- _Data for processing_:
######

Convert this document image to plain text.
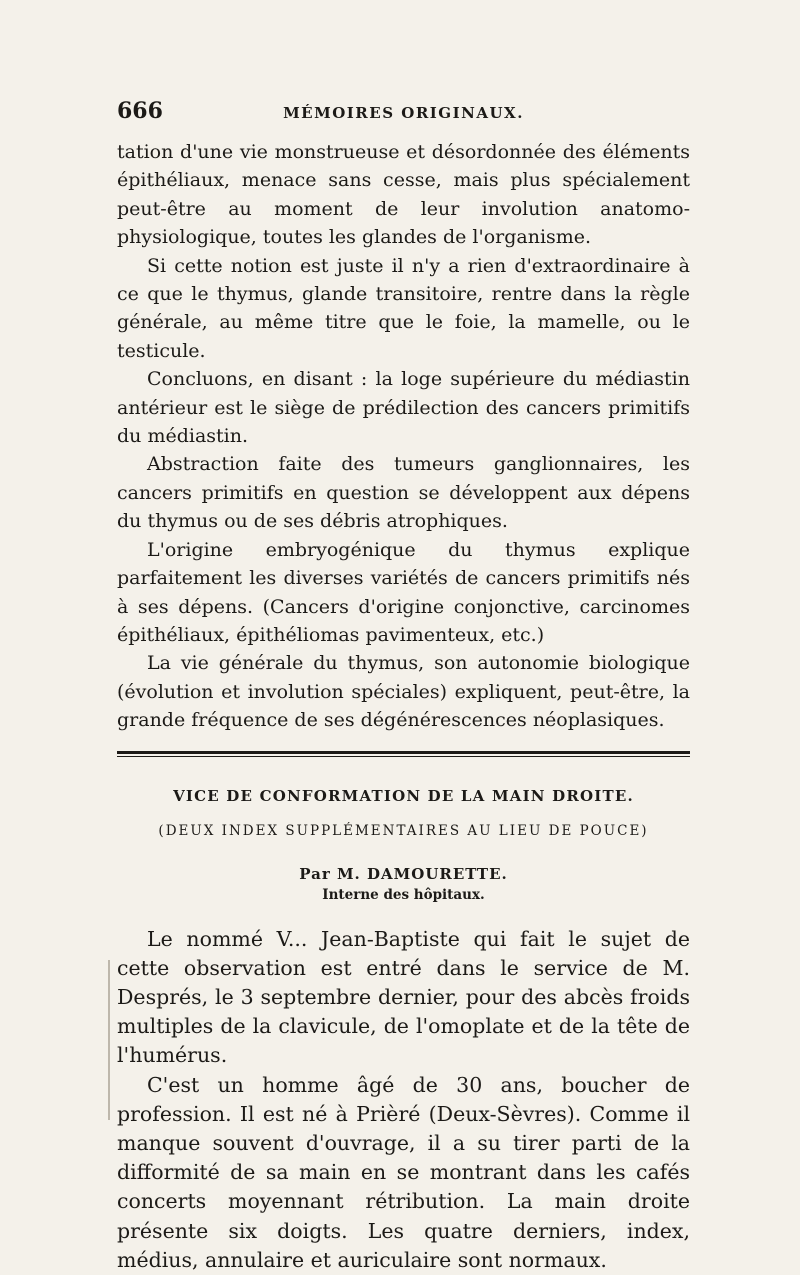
666	MÉMOIRES ORIGINAUX.

tation d'une vie monstrueuse et désordonnée des éléments épithéliaux, menace sans cesse, mais plus spécialement peut-être au moment de leur involution anatomo-physiologique, toutes les glandes de l'organisme.

Si cette notion est juste il n'y a rien d'extraordinaire à ce que le thymus, glande transitoire, rentre dans la règle générale, au même titre que le foie, la mamelle, ou le testicule.

Concluons, en disant : la loge supérieure du médiastin antérieur est le siège de prédilection des cancers primitifs du médiastin.

Abstraction faite des tumeurs ganglionnaires, les cancers primitifs en question se développent aux dépens du thymus ou de ses débris atrophiques.

L'origine embryogénique du thymus explique parfaitement les diverses variétés de cancers primitifs nés à ses dépens. (Cancers d'origine conjonctive, carcinomes épithéliaux, épithéliomas pavimenteux, etc.)

La vie générale du thymus, son autonomie biologique (évolution et involution spéciales) expliquent, peut-être, la grande fréquence de ses dégénérescences néoplasiques.

VICE DE CONFORMATION DE LA MAIN DROITE.
(DEUX INDEX SUPPLÉMENTAIRES AU LIEU DE POUCE)
Par M. DAMOURETTE.
Interne des hôpitaux.

Le nommé V... Jean-Baptiste qui fait le sujet de cette observation est entré dans le service de M. Després, le 3 septembre dernier, pour des abcès froids multiples de la clavicule, de l'omoplate et de la tête de l'humérus.

C'est un homme âgé de 30 ans, boucher de profession. Il est né à Prièré (Deux-Sèvres). Comme il manque souvent d'ouvrage, il a su tirer parti de la difformité de sa main en se montrant dans les cafés concerts moyennant rétribution. La main droite présente six doigts. Les quatre derniers, index, médius, annulaire et auriculaire sont normaux.
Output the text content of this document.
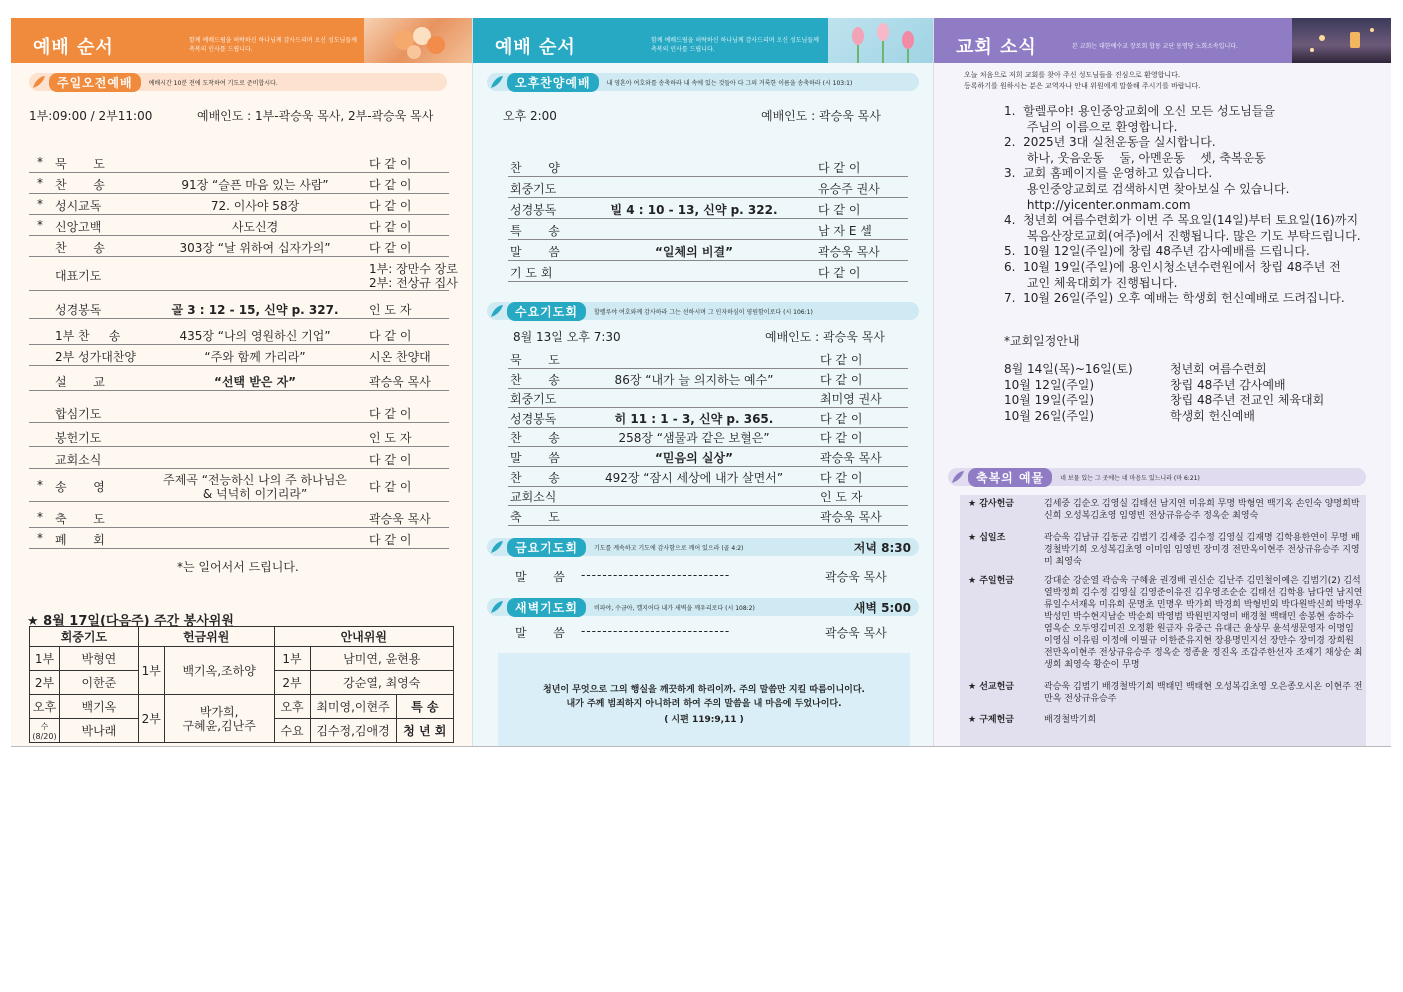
예배 순서	함께 예배드림을 허락하신 하나님께 감사드리며 오신 성도님들께 축복의 인사를 드립니다.
주일오전예배	예배시간 10분 전에 도착하여 기도로 준비합시다.
1부:09:00 / 2부11:00	예배인도 : 1부-곽승욱 목사, 2부-곽승욱 목사
* 묵       도	다 같 이
* 찬       송	91장 “슬픈 마음 있는 사람”	다 같 이
* 성시교독	72. 이사야 58장	다 같 이
* 신앙고백	사도신경	다 같 이
찬       송	303장 “날 위하여 십자가의”	다 같 이
대표기도	1부: 장만수 장로
2부: 전상규 집사
성경봉독	골 3 : 12 - 15, 신약 p. 327.	인 도 자
1부 찬     송	435장 “나의 영원하신 기업”	다 같 이
2부 성가대찬양	“주와 함께 가리라”	시온 찬양대
설       교	“선택 받은 자”	곽승욱 목사
합심기도	다 같 이
봉헌기도	인 도 자
교회소식	다 같 이
* 송       영	주제곡 “전능하신 나의 주 하나님은
& 넉넉히 이기리라”	다 같 이
* 축       도	곽승욱 목사
* 폐       회	다 같 이
*는 일어서서 드립니다.
★ 8월 17일(다음주) 주간 봉사위원
회중기도		헌금위원		안내위원		
1부	박형연	1부	백기옥,조하양	1부	남미연, 윤현용	
2부	이한준			2부	강순열, 최영숙	
오후	백기옥	2부	박가희,
구혜윤,김난주	오후	최미영,이현주	특 송
수(8/20)	박나래			수요	김수정,김애경	청 년 회
예배 순서	함께 예배드림을 허락하신 하나님께 감사드리며 오신 성도님들께 축복의 인사를 드립니다.
오후찬양예배	내 영혼아 여호와를 송축하라 내 속에 있는 것들아 다 그의 거룩한 이름을 송축하라 (시 103:1)
오후 2:00	예배인도 : 곽승욱 목사
찬       양	다 같 이
회중기도	유승주 권사
성경봉독	빌 4 : 10 - 13, 신약 p. 322.	다 같 이
특       송	남 자 E 셀
말       씀	“일체의 비결”	곽승욱 목사
기 도 회	다 같 이
수요기도회	할렐루야 여호와께 감사하라 그는 선하시며 그 인자하심이 영원함이로다 (시 106:1)
8월 13일 오후 7:30	예배인도 : 곽승욱 목사
묵       도	다 같 이
찬       송	86장 “내가 늘 의지하는 예수”	다 같 이
회중기도	최미영 권사
성경봉독	히 11 : 1 - 3, 신약 p. 365.	다 같 이
찬       송	258장 “샘물과 같은 보혈은”	다 같 이
말       씀	“믿음의 실상”	곽승욱 목사
찬       송	492장 “잠시 세상에 내가 살면서”	다 같 이
교회소식	인 도 자
축       도	곽승욱 목사
금요기도회	기도를 계속하고 기도에 감사함으로 깨어 있으라 (골 4:2)	저녁 8:30
말       씀 ----------------------------	곽승욱 목사
새벽기도회	비파야, 수금아, 깰지어다 내가 새벽을 깨우리로다 (시 108:2)	새벽 5:00
말       씀 ----------------------------	곽승욱 목사
청년이 무엇으로 그의 행실을 깨끗하게 하리이까. 주의 말씀만 지킬 따름이니이다.
내가 주께 범죄하지 아니하려 하여 주의 말씀을 내 마음에 두었나이다.
( 시편 119:9,11 )
교회 소식	본 교회는 대한예수교 장로회 합동 교단 동명당 노회소속입니다.
오늘 처음으로 저희 교회를 찾아 주신 성도님들을 진심으로 환영합니다.
등록하기를 원하시는 분은 교역자나 안내 위원에게 말씀해 주시기를 바랍니다.
1.  할렐루야! 용인중앙교회에 오신 모든 성도님들을
주님의 이름으로 환영합니다.
2.  2025년 3대 실천운동을 실시합니다.
하나, 웃음운동    둘, 아멘운동    셋, 축복운동
3.  교회 홈페이지를 운영하고 있습니다.
용인중앙교회로 검색하시면 찾아보실 수 있습니다.
http://yicenter.onmam.com
4.  청년회 여름수련회가 이번 주 목요일(14일)부터 토요일(16)까지
복음산장로교회(여주)에서 진행됩니다. 많은 기도 부탁드립니다.
5.  10월 12일(주일)에 창립 48주년 감사예배를 드립니다.
6.  10월 19일(주일)에 용인시청소년수련원에서 창립 48주년 전
교인 체육대회가 진행됩니다.
7.  10월 26일(주일) 오후 예배는 학생회 헌신예배로 드려집니다.
*교회일정안내
8월 14일(목)~16일(토)	청년회 여름수련회
10월 12일(주일)	창립 48주년 감사예배
10월 19일(주일)	창립 48주년 전교인 체육대회
10월 26일(주일)	학생회 헌신예배
축복의 예물	네 보물 있는 그 곳에는 네 마음도 있느니라 (마 6:21)
★ 감사헌금	김세중 김순오 김영실 김태선 남지연 미유희 무명 박형연 백기옥 손인숙 양명희박신희 오성복김초영 임영빈 전상규유승주 정옥순 최영숙
★ 십일조	곽승욱 김남규 김동균 김범기 김세중 김수정 김영실 김재명 김학용한연이 무명 배경철박기희 오성복김초영 이미임 임영빈 장미경 전만옥이현주 전상규유승주 지영미 최영숙
★ 주일헌금	강대순 강순열 곽승욱 구혜윤 권경배 권신순 김난주 김민철이예은 김범기(2) 김석열박정희 김수정 김영실 김영준이유진 김우영조순순 김태선 김학용 남다연 남지연 류일수서재옥 미유희 문명초 민명우 박가희 박경희 박형빈외 박다원박신희 박명우 박성민 박수현지남순 박순희 박영범 박원빈지영미 배경철 백태민 송봉현 송하수 염옥순 오두영김미진 오정환 원금자 유중근 유대근 윤상무 윤석생문영자 이명임 이영심 이유림 이정애 이필규 이한준유지현 장용명민지선 장만수 장미경 장희원 전만옥이현주 전상규유승주 정옥순 정종윤 정진옥 조갑주한선자 조재기 채상순 최생희 최영숙 황순이 무명
★ 선교헌금	곽승욱 김범기 배경철박기희 백태민 백태현 오성복김초영 오은종오시온 이현주 전만옥 전상규유승주
★ 구제헌금	배경철박기희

######

- _What you need to do_:
Find the word "involution" and list each line it appears in.

- _Solution for this problem_:
tation d'une vie monstrueuse et désordonnée des éléments épithéliaux, menace sans cesse, mais plus spécialement peut-être au moment de leur involution anatomo-physiologique, toutes les glandes de l'organisme.
La vie générale du thymus, son autonomie biologique (évolution et involution spéciales) expliquent, peut-être, la grande fréquence de ses dégénérescences néoplasiques.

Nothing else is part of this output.